Objective
In the entries that follow, find the word "Switchable" and report each line it is on.

________________________

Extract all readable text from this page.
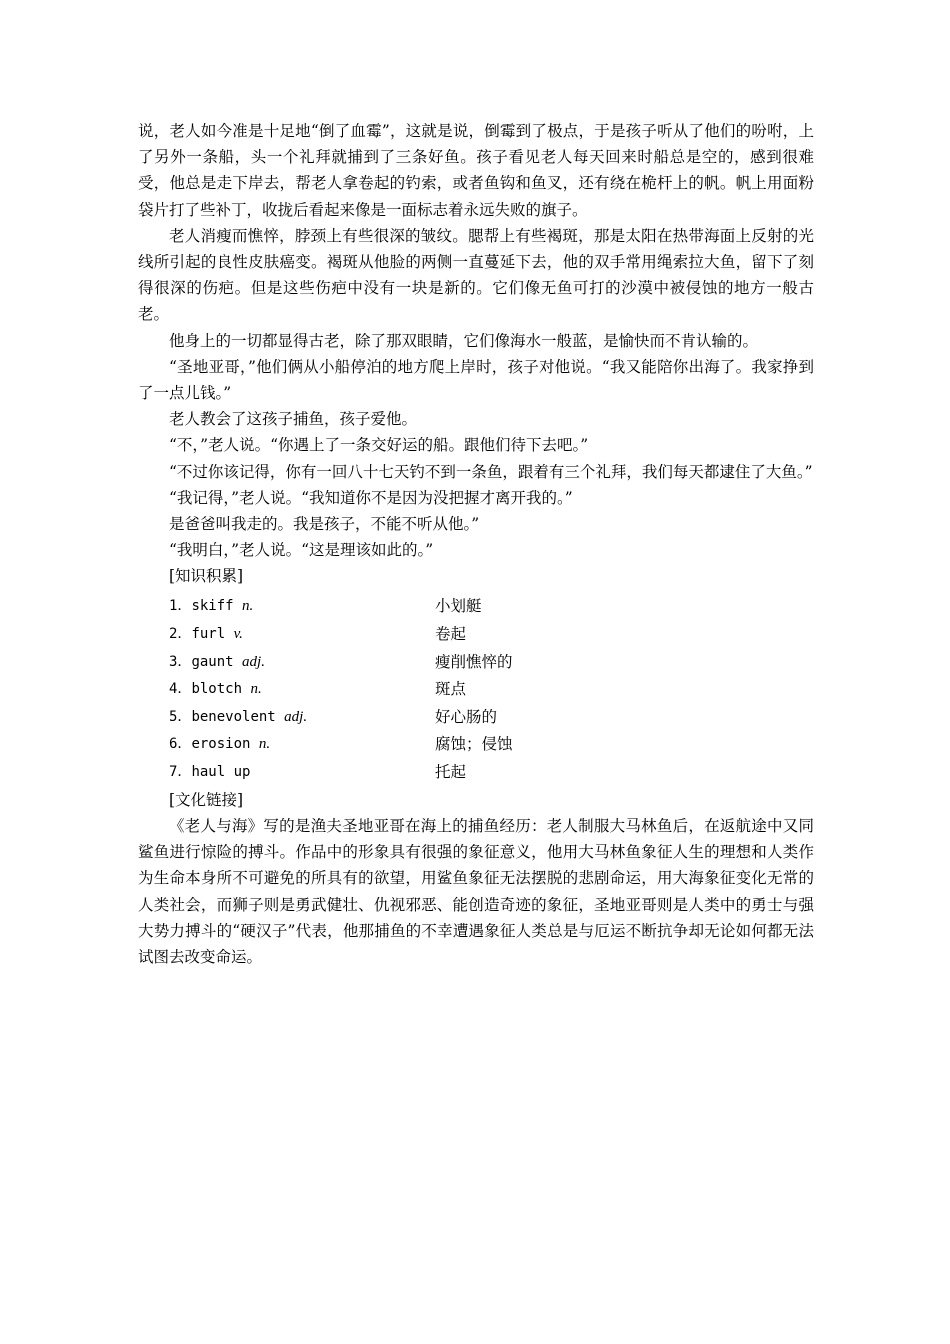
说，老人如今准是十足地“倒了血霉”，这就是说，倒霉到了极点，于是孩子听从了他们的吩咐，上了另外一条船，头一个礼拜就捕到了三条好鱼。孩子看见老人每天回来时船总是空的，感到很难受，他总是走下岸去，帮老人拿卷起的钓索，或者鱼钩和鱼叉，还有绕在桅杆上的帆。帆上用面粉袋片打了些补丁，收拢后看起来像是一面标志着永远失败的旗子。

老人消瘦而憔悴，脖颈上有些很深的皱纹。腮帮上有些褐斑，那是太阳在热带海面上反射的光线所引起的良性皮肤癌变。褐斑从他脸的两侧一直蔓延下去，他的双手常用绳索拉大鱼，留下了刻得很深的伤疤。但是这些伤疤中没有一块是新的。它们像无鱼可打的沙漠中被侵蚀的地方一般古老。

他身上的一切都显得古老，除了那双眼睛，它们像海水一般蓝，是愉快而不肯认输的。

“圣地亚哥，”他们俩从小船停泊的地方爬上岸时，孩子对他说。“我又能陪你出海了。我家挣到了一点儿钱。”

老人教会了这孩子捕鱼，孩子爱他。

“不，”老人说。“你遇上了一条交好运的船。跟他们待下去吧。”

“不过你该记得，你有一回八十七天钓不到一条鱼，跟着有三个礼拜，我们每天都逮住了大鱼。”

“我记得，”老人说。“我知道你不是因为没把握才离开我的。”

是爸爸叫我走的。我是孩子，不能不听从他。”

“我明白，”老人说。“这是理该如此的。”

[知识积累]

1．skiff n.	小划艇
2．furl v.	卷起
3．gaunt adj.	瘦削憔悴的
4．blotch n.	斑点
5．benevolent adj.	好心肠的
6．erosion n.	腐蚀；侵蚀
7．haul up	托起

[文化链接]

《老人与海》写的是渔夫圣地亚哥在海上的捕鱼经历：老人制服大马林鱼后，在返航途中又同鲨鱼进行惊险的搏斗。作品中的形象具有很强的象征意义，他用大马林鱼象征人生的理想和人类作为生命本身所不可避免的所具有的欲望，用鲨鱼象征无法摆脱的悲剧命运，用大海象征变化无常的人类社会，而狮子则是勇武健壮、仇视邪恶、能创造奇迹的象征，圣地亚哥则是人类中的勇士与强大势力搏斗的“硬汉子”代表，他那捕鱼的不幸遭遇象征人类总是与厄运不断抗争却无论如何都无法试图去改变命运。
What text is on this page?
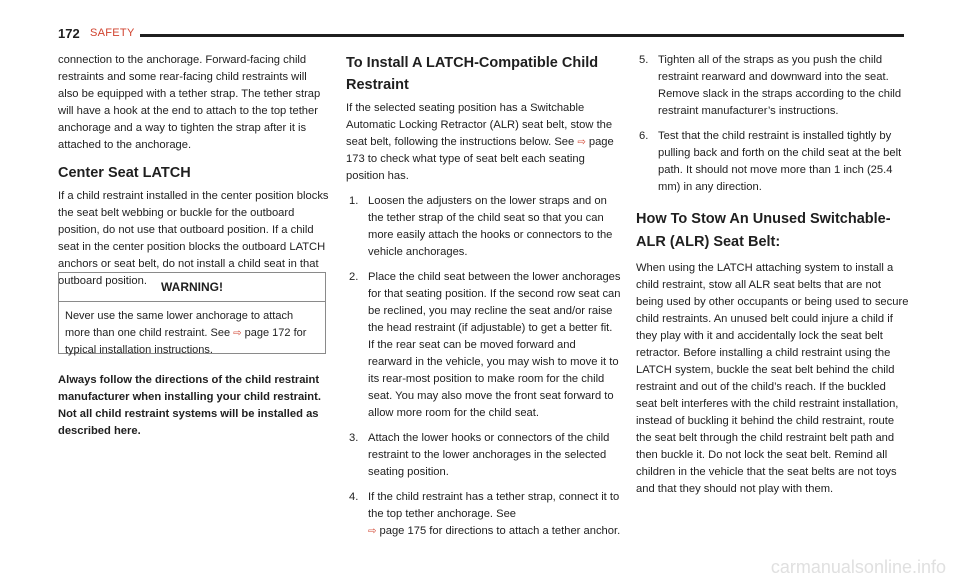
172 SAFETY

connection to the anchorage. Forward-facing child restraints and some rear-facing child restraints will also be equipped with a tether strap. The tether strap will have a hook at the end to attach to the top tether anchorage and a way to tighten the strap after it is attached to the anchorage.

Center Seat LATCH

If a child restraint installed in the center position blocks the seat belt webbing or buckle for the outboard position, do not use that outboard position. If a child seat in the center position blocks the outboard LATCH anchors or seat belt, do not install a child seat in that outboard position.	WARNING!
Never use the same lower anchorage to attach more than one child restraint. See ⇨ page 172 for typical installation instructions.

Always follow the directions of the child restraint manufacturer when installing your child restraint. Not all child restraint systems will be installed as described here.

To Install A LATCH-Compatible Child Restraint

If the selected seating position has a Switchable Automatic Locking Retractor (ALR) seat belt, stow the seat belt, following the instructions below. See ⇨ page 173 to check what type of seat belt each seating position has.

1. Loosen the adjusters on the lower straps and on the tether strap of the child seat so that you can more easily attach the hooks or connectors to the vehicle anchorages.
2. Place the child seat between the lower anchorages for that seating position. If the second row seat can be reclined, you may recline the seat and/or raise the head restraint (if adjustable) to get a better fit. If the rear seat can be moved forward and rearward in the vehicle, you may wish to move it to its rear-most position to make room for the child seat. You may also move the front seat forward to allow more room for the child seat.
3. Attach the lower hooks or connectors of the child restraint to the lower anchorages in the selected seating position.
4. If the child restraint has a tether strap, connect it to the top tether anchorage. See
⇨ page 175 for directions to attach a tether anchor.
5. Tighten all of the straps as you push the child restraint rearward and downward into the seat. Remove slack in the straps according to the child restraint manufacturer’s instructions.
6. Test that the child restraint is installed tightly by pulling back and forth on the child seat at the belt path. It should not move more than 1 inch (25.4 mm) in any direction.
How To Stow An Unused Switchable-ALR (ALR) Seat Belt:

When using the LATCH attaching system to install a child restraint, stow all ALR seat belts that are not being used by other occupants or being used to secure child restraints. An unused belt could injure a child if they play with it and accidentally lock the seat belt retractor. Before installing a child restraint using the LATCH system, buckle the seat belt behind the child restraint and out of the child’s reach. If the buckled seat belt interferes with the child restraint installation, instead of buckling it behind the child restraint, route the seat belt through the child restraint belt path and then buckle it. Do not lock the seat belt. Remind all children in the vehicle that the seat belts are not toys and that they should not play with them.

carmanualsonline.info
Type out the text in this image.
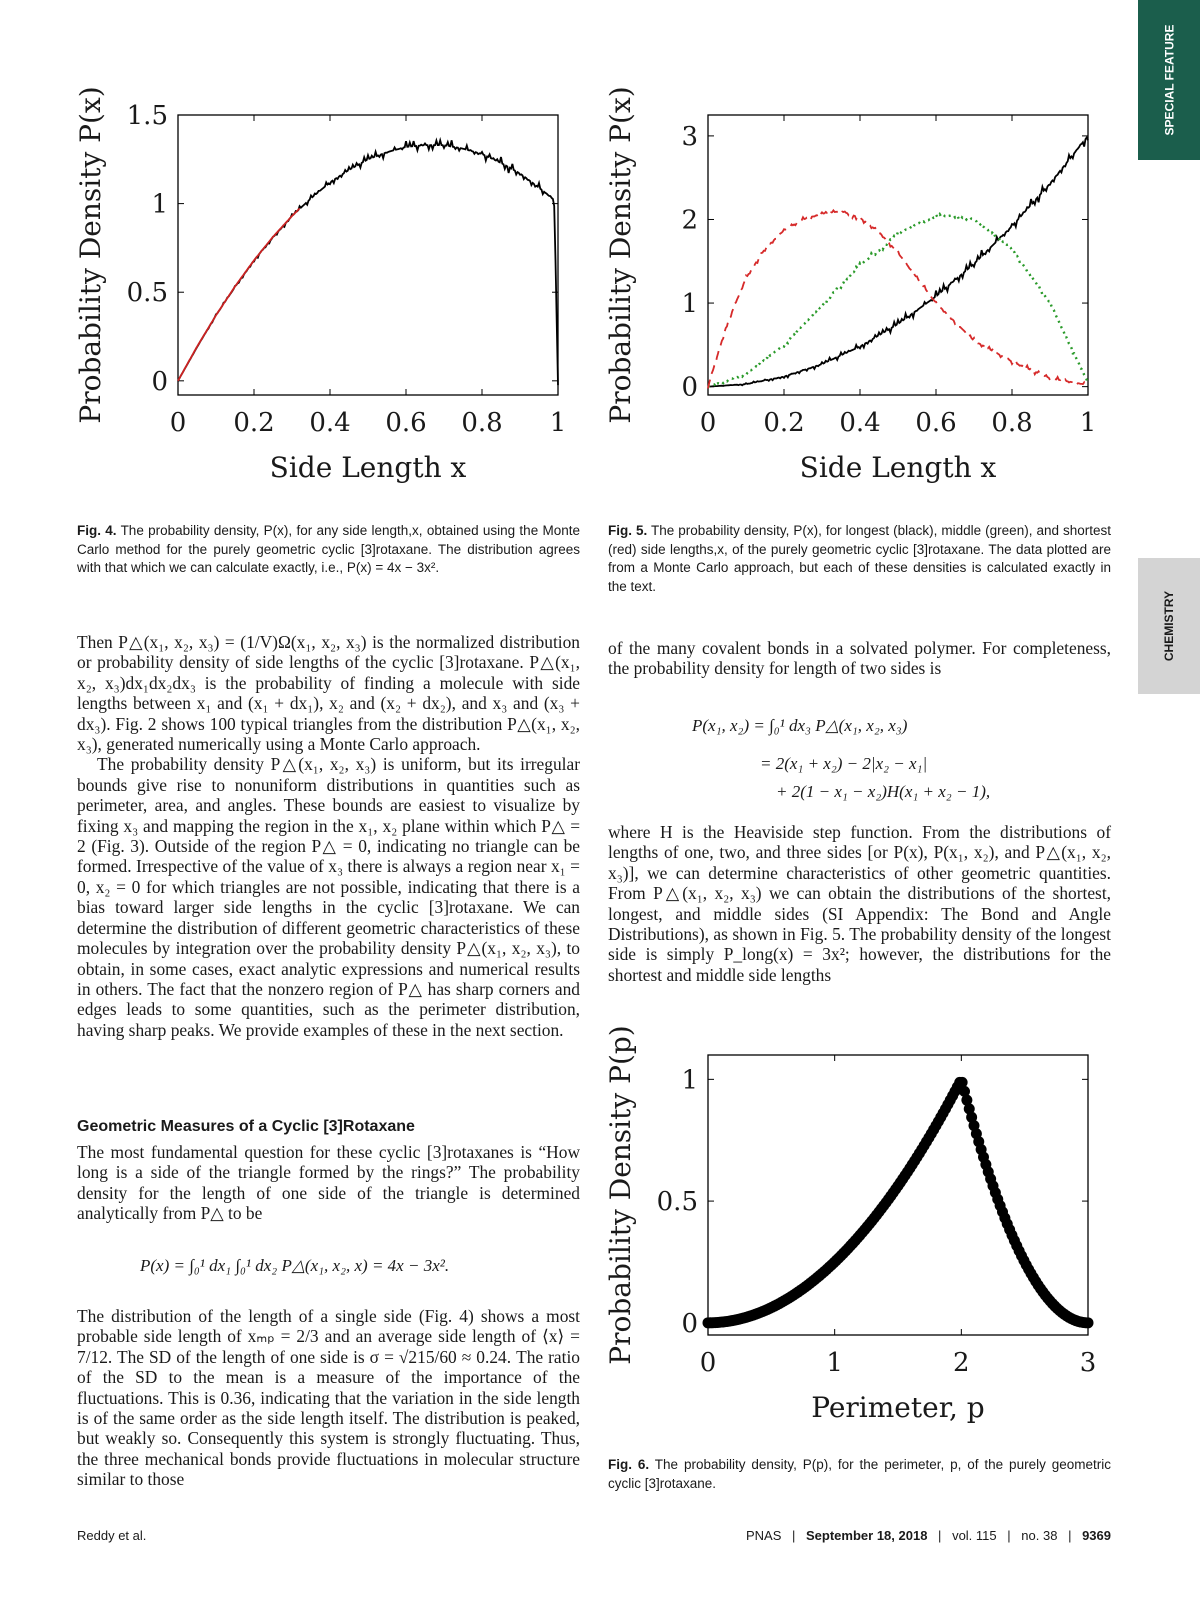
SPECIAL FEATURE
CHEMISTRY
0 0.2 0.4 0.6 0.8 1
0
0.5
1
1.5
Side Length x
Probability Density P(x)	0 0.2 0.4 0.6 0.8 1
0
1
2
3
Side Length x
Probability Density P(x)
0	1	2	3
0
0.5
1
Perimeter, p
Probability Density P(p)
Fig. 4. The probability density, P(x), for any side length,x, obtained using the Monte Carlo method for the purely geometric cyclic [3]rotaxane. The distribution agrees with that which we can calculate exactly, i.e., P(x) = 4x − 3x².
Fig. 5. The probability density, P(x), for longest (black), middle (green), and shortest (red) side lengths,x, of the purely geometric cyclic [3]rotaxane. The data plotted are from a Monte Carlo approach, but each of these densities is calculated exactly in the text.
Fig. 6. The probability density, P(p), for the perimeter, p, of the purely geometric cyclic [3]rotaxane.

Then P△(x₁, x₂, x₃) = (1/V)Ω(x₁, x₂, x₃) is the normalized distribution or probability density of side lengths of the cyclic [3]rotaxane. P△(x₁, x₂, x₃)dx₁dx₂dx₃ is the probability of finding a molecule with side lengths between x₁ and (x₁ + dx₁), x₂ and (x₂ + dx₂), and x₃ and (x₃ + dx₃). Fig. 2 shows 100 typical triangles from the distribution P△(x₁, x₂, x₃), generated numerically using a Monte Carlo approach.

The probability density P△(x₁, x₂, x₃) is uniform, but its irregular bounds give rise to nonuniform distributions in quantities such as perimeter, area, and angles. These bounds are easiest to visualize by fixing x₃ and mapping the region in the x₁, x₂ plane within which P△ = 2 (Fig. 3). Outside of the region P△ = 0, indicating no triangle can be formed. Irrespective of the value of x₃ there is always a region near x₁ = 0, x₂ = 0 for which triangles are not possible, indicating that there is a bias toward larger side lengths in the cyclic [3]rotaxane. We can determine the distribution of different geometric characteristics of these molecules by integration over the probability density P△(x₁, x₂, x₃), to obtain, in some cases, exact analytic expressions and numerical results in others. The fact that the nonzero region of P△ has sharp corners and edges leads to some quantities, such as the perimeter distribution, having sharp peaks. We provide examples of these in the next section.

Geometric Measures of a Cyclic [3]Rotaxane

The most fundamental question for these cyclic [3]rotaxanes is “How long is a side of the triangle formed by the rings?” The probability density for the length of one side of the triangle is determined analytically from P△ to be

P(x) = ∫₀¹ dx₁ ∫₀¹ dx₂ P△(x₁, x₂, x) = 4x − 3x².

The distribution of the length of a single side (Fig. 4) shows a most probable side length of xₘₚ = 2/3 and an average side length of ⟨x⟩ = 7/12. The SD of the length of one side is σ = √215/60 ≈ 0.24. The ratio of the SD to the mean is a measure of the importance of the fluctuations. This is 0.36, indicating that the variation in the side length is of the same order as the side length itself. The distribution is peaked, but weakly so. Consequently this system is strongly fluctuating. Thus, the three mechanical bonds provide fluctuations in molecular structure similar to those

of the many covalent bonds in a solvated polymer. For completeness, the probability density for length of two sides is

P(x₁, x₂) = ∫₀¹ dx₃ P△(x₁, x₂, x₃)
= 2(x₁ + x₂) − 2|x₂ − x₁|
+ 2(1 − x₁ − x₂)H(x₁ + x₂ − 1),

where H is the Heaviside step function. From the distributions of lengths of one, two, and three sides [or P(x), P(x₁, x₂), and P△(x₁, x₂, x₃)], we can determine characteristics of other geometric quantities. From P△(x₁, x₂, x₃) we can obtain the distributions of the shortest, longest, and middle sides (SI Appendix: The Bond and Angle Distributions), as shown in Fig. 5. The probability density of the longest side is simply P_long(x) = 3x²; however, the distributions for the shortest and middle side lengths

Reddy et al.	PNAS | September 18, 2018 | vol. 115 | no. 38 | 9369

________________________

Written answer
If the selected seating position has a Switchable Automatic Locking Retractor (ALR) seat belt, stow the seat belt, following the instructions below. See ⇨ page 173 to check what type of seat belt each seating position has.
How To Stow An Unused Switchable-ALR (ALR) Seat Belt:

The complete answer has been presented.